Work required:
Determine the number of lines where "endpoint" occurs and reply with that number by itself.

Material for this task:
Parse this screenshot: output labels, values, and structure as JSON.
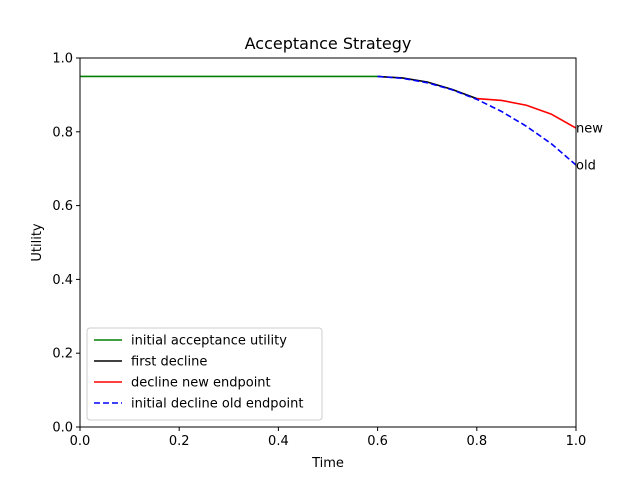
{
  "chart_data": {
    "type": "line",
    "title": "Acceptance Strategy",
    "xlabel": "Time",
    "ylabel": "Utility",
    "xlim": [
      0.0,
      1.0
    ],
    "ylim": [
      0.0,
      1.0
    ],
    "xticks": [
      "0.0",
      "0.2",
      "0.4",
      "0.6",
      "0.8",
      "1.0"
    ],
    "yticks": [
      "0.0",
      "0.2",
      "0.4",
      "0.6",
      "0.8",
      "1.0"
    ],
    "grid": false,
    "legend_position": "lower-left",
    "series": [
      {
        "name": "initial acceptance utility",
        "color": "#008000",
        "dash": "solid",
        "points": [
          [
            0.0,
            0.95
          ],
          [
            0.6,
            0.95
          ]
        ]
      },
      {
        "name": "first decline",
        "color": "#000000",
        "dash": "solid",
        "points": [
          [
            0.6,
            0.95
          ],
          [
            0.65,
            0.946
          ],
          [
            0.7,
            0.935
          ],
          [
            0.75,
            0.915
          ],
          [
            0.8,
            0.89
          ]
        ]
      },
      {
        "name": "decline new endpoint",
        "color": "#ff0000",
        "dash": "solid",
        "points": [
          [
            0.8,
            0.89
          ],
          [
            0.85,
            0.885
          ],
          [
            0.9,
            0.872
          ],
          [
            0.95,
            0.848
          ],
          [
            1.0,
            0.81
          ]
        ]
      },
      {
        "name": "initial decline old endpoint",
        "color": "#0000ff",
        "dash": "dashed",
        "points": [
          [
            0.6,
            0.95
          ],
          [
            0.65,
            0.945
          ],
          [
            0.7,
            0.933
          ],
          [
            0.75,
            0.914
          ],
          [
            0.8,
            0.888
          ],
          [
            0.85,
            0.855
          ],
          [
            0.9,
            0.815
          ],
          [
            0.95,
            0.768
          ],
          [
            1.0,
            0.71
          ]
        ]
      }
    ],
    "annotations": [
      {
        "text": "new",
        "x": 1.0,
        "y": 0.81
      },
      {
        "text": "old",
        "x": 1.0,
        "y": 0.71
      }
    ]
  }
}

Solution to this problem:
2